■ Written task
Return every line of the data below character for character, leaving out the pictures.

(Records of where elements appear)
──────────
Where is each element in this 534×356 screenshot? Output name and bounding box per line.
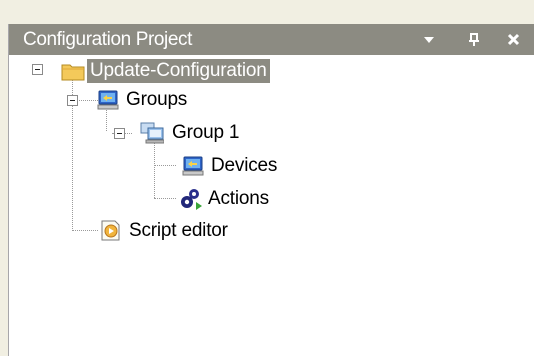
groups-icon: [96, 88, 120, 112]
group-computers-icon: [140, 121, 165, 145]
tree-item-devices[interactable]: Devices: [211, 154, 277, 178]
tree-item-group-1[interactable]: Group 1: [172, 121, 239, 145]
panel-title: Configuration Project: [23, 29, 193, 50]
project-tree: Update-Configuration Groups Group 1 Devi…: [9, 55, 534, 356]
close-icon[interactable]: [500, 24, 526, 55]
tree-item-update-configuration[interactable]: Update-Configuration: [87, 59, 270, 83]
actions-gears-icon: [179, 187, 203, 211]
tree-item-actions[interactable]: Actions: [208, 187, 269, 211]
pin-icon[interactable]: [461, 24, 487, 55]
panel-titlebar: Configuration Project: [9, 24, 534, 55]
expander-update-configuration[interactable]: [32, 64, 43, 75]
folder-icon: [61, 59, 85, 83]
devices-icon: [181, 154, 205, 178]
tree-item-script-editor[interactable]: Script editor: [129, 219, 228, 243]
dropdown-arrow-icon[interactable]: [416, 24, 442, 55]
expander-group-1[interactable]: [114, 128, 125, 139]
expander-groups[interactable]: [67, 95, 78, 106]
configuration-project-panel: Configuration Project Update-Configurati…: [8, 24, 534, 356]
script-editor-icon: [98, 218, 122, 242]
tree-item-groups[interactable]: Groups: [126, 88, 187, 112]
──────────
■ Response
Where is each element in this 534×356 screenshot? Output name and bounding box per line.
groups-icon: [96, 88, 120, 112]
group-computers-icon: [140, 121, 165, 145]
tree-item-devices[interactable]: Devices: [211, 154, 277, 178]
tree-item-group-1[interactable]: Group 1: [172, 121, 239, 145]
panel-title: Configuration Project: [23, 29, 193, 50]
project-tree: Update-Configuration Groups Group 1 Devi…: [9, 55, 534, 356]
close-icon[interactable]: [500, 24, 526, 55]
tree-item-update-configuration[interactable]: Update-Configuration: [87, 59, 270, 83]
actions-gears-icon: [179, 187, 203, 211]
tree-item-actions[interactable]: Actions: [208, 187, 269, 211]
pin-icon[interactable]: [461, 24, 487, 55]
panel-titlebar: Configuration Project: [9, 24, 534, 55]
expander-update-configuration[interactable]: [32, 64, 43, 75]
folder-icon: [61, 59, 85, 83]
devices-icon: [181, 154, 205, 178]
tree-item-script-editor[interactable]: Script editor: [129, 219, 228, 243]
dropdown-arrow-icon[interactable]: [416, 24, 442, 55]
expander-group-1[interactable]: [114, 128, 125, 139]
expander-groups[interactable]: [67, 95, 78, 106]
configuration-project-panel: Configuration Project Update-Configurati…: [8, 24, 534, 356]
script-editor-icon: [98, 218, 122, 242]
tree-item-groups[interactable]: Groups: [126, 88, 187, 112]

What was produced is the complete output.